# STATED GOAL
Retype the full set of records. Keep every character identical.
________
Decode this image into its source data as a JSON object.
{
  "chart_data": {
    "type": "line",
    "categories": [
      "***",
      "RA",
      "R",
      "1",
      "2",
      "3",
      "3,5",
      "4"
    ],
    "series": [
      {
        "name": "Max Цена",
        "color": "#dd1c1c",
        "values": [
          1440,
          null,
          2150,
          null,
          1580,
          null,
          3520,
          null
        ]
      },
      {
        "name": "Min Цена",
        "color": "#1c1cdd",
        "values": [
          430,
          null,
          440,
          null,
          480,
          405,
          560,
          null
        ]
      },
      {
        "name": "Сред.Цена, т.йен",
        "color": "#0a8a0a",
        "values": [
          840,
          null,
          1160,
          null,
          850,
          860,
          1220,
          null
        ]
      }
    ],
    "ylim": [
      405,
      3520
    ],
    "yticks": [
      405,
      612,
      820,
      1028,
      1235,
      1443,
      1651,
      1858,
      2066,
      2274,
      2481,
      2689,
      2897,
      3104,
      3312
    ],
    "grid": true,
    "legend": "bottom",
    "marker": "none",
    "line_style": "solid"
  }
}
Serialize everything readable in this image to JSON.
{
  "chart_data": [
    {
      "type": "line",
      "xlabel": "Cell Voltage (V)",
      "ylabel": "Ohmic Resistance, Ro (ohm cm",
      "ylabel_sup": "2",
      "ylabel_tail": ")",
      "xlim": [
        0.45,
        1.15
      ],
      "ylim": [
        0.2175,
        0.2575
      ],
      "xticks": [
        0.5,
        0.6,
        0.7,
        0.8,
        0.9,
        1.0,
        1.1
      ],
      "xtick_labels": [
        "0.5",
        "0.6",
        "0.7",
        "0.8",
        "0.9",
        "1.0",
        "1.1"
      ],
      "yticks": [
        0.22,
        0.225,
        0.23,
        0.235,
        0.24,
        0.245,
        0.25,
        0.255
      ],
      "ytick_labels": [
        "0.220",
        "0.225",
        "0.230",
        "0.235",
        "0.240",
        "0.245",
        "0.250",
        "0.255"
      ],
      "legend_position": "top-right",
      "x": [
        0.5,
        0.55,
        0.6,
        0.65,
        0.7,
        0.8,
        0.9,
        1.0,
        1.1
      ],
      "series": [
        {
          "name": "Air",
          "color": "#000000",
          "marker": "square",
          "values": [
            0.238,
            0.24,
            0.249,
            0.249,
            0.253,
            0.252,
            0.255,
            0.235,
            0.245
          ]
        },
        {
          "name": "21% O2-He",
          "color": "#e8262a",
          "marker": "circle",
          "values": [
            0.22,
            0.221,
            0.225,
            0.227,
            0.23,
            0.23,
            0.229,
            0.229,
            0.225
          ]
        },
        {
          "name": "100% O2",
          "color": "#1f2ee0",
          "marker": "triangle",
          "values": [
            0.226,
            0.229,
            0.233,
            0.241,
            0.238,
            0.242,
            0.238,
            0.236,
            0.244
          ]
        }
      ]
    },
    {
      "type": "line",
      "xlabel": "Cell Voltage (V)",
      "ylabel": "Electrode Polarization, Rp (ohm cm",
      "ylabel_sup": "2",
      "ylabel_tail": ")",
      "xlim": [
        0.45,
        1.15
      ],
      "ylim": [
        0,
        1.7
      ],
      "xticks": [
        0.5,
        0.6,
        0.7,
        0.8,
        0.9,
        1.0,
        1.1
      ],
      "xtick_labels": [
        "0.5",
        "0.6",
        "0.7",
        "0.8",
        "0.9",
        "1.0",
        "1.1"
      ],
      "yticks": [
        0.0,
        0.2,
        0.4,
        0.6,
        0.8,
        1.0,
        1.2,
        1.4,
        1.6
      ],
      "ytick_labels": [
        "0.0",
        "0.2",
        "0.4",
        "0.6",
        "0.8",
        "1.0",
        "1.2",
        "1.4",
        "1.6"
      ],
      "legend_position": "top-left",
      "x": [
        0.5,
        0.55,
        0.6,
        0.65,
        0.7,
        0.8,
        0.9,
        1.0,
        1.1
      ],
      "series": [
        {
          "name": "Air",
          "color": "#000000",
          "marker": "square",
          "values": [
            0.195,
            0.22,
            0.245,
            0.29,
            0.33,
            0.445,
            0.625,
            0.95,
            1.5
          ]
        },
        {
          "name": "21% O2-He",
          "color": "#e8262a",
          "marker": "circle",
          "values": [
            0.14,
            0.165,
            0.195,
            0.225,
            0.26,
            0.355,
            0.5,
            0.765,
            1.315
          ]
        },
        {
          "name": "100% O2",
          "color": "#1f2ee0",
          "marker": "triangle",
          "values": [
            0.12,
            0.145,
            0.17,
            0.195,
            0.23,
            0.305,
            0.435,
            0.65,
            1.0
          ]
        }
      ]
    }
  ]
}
________
# THE RESULT
Decode this image into its source data as a JSON object.
{
  "chart_data": {
    "type": "line",
    "categories": [
      "***",
      "RA",
      "R",
      "1",
      "2",
      "3",
      "3,5",
      "4"
    ],
    "series": [
      {
        "name": "Max Цена",
        "color": "#dd1c1c",
        "values": [
          1440,
          null,
          2150,
          null,
          1580,
          null,
          3520,
          null
        ]
      },
      {
        "name": "Min Цена",
        "color": "#1c1cdd",
        "values": [
          430,
          null,
          440,
          null,
          480,
          405,
          560,
          null
        ]
      },
      {
        "name": "Сред.Цена, т.йен",
        "color": "#0a8a0a",
        "values": [
          840,
          null,
          1160,
          null,
          850,
          860,
          1220,
          null
        ]
      }
    ],
    "ylim": [
      405,
      3520
    ],
    "yticks": [
      405,
      612,
      820,
      1028,
      1235,
      1443,
      1651,
      1858,
      2066,
      2274,
      2481,
      2689,
      2897,
      3104,
      3312
    ],
    "grid": true,
    "legend": "bottom",
    "marker": "none",
    "line_style": "solid"
  }
}
Serialize everything readable in this image to JSON.
{
  "chart_data": [
    {
      "type": "line",
      "xlabel": "Cell Voltage (V)",
      "ylabel": "Ohmic Resistance, Ro (ohm cm",
      "ylabel_sup": "2",
      "ylabel_tail": ")",
      "xlim": [
        0.45,
        1.15
      ],
      "ylim": [
        0.2175,
        0.2575
      ],
      "xticks": [
        0.5,
        0.6,
        0.7,
        0.8,
        0.9,
        1.0,
        1.1
      ],
      "xtick_labels": [
        "0.5",
        "0.6",
        "0.7",
        "0.8",
        "0.9",
        "1.0",
        "1.1"
      ],
      "yticks": [
        0.22,
        0.225,
        0.23,
        0.235,
        0.24,
        0.245,
        0.25,
        0.255
      ],
      "ytick_labels": [
        "0.220",
        "0.225",
        "0.230",
        "0.235",
        "0.240",
        "0.245",
        "0.250",
        "0.255"
      ],
      "legend_position": "top-right",
      "x": [
        0.5,
        0.55,
        0.6,
        0.65,
        0.7,
        0.8,
        0.9,
        1.0,
        1.1
      ],
      "series": [
        {
          "name": "Air",
          "color": "#000000",
          "marker": "square",
          "values": [
            0.238,
            0.24,
            0.249,
            0.249,
            0.253,
            0.252,
            0.255,
            0.235,
            0.245
          ]
        },
        {
          "name": "21% O2-He",
          "color": "#e8262a",
          "marker": "circle",
          "values": [
            0.22,
            0.221,
            0.225,
            0.227,
            0.23,
            0.23,
            0.229,
            0.229,
            0.225
          ]
        },
        {
          "name": "100% O2",
          "color": "#1f2ee0",
          "marker": "triangle",
          "values": [
            0.226,
            0.229,
            0.233,
            0.241,
            0.238,
            0.242,
            0.238,
            0.236,
            0.244
          ]
        }
      ]
    },
    {
      "type": "line",
      "xlabel": "Cell Voltage (V)",
      "ylabel": "Electrode Polarization, Rp (ohm cm",
      "ylabel_sup": "2",
      "ylabel_tail": ")",
      "xlim": [
        0.45,
        1.15
      ],
      "ylim": [
        0,
        1.7
      ],
      "xticks": [
        0.5,
        0.6,
        0.7,
        0.8,
        0.9,
        1.0,
        1.1
      ],
      "xtick_labels": [
        "0.5",
        "0.6",
        "0.7",
        "0.8",
        "0.9",
        "1.0",
        "1.1"
      ],
      "yticks": [
        0.0,
        0.2,
        0.4,
        0.6,
        0.8,
        1.0,
        1.2,
        1.4,
        1.6
      ],
      "ytick_labels": [
        "0.0",
        "0.2",
        "0.4",
        "0.6",
        "0.8",
        "1.0",
        "1.2",
        "1.4",
        "1.6"
      ],
      "legend_position": "top-left",
      "x": [
        0.5,
        0.55,
        0.6,
        0.65,
        0.7,
        0.8,
        0.9,
        1.0,
        1.1
      ],
      "series": [
        {
          "name": "Air",
          "color": "#000000",
          "marker": "square",
          "values": [
            0.195,
            0.22,
            0.245,
            0.29,
            0.33,
            0.445,
            0.625,
            0.95,
            1.5
          ]
        },
        {
          "name": "21% O2-He",
          "color": "#e8262a",
          "marker": "circle",
          "values": [
            0.14,
            0.165,
            0.195,
            0.225,
            0.26,
            0.355,
            0.5,
            0.765,
            1.315
          ]
        },
        {
          "name": "100% O2",
          "color": "#1f2ee0",
          "marker": "triangle",
          "values": [
            0.12,
            0.145,
            0.17,
            0.195,
            0.23,
            0.305,
            0.435,
            0.65,
            1.0
          ]
        }
      ]
    }
  ]
}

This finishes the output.